## Exercise brief
Report every line from the material that contains the word "name".

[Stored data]
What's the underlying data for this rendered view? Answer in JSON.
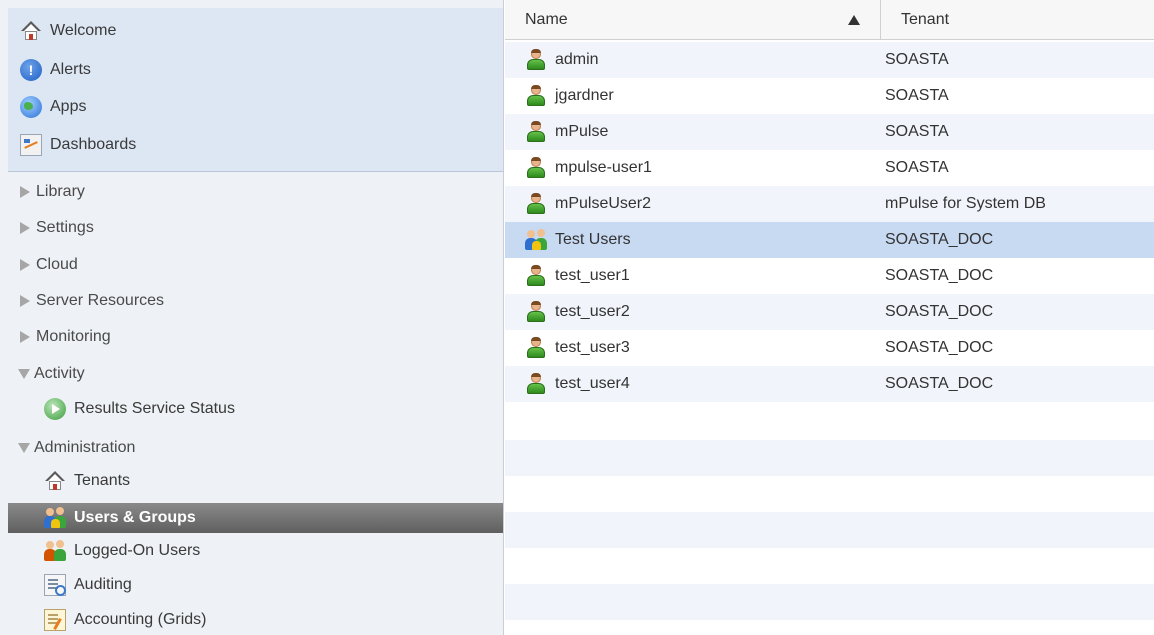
{
  "sidebar": {
    "top_items": [
      {
        "label": "Welcome",
        "icon": "home-icon"
      },
      {
        "label": "Alerts",
        "icon": "alert-icon"
      },
      {
        "label": "Apps",
        "icon": "globe-icon"
      },
      {
        "label": "Dashboards",
        "icon": "dashboard-icon"
      }
    ],
    "tree": [
      {
        "label": "Library",
        "expanded": false
      },
      {
        "label": "Settings",
        "expanded": false
      },
      {
        "label": "Cloud",
        "expanded": false
      },
      {
        "label": "Server Resources",
        "expanded": false
      },
      {
        "label": "Monitoring",
        "expanded": false
      },
      {
        "label": "Activity",
        "expanded": true
      },
      {
        "label": "Administration",
        "expanded": true
      }
    ],
    "activity_children": [
      {
        "label": "Results Service Status",
        "icon": "results-icon"
      }
    ],
    "admin_children": [
      {
        "label": "Tenants",
        "icon": "home-icon"
      },
      {
        "label": "Users & Groups",
        "icon": "users-groups-icon",
        "selected": true
      },
      {
        "label": "Logged-On Users",
        "icon": "logged-users-icon"
      },
      {
        "label": "Auditing",
        "icon": "auditing-icon"
      },
      {
        "label": "Accounting (Grids)",
        "icon": "accounting-icon"
      }
    ]
  },
  "table": {
    "columns": {
      "name": "Name",
      "tenant": "Tenant"
    },
    "sort": "ascending",
    "rows": [
      {
        "name": "admin",
        "tenant": "SOASTA",
        "type": "user"
      },
      {
        "name": "jgardner",
        "tenant": "SOASTA",
        "type": "user"
      },
      {
        "name": "mPulse",
        "tenant": "SOASTA",
        "type": "user"
      },
      {
        "name": "mpulse-user1",
        "tenant": "SOASTA",
        "type": "user"
      },
      {
        "name": "mPulseUser2",
        "tenant": "mPulse for System DB",
        "type": "user"
      },
      {
        "name": "Test Users",
        "tenant": "SOASTA_DOC",
        "type": "group",
        "selected": true
      },
      {
        "name": "test_user1",
        "tenant": "SOASTA_DOC",
        "type": "user"
      },
      {
        "name": "test_user2",
        "tenant": "SOASTA_DOC",
        "type": "user"
      },
      {
        "name": "test_user3",
        "tenant": "SOASTA_DOC",
        "type": "user"
      },
      {
        "name": "test_user4",
        "tenant": "SOASTA_DOC",
        "type": "user"
      }
    ]
  },
  "colors": {
    "selected_row": "#c8d9f2",
    "selected_nav": "#6a6a6a",
    "stripe": "#f1f4fa"
  }
}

## Problem solution
      "name": "Name",
        "name": "admin",
        "name": "jgardner",
        "name": "mPulse",
        "name": "mpulse-user1",
        "name": "mPulseUser2",
        "name": "Test Users",
        "name": "test_user1",
        "name": "test_user2",
        "name": "test_user3",
        "name": "test_user4",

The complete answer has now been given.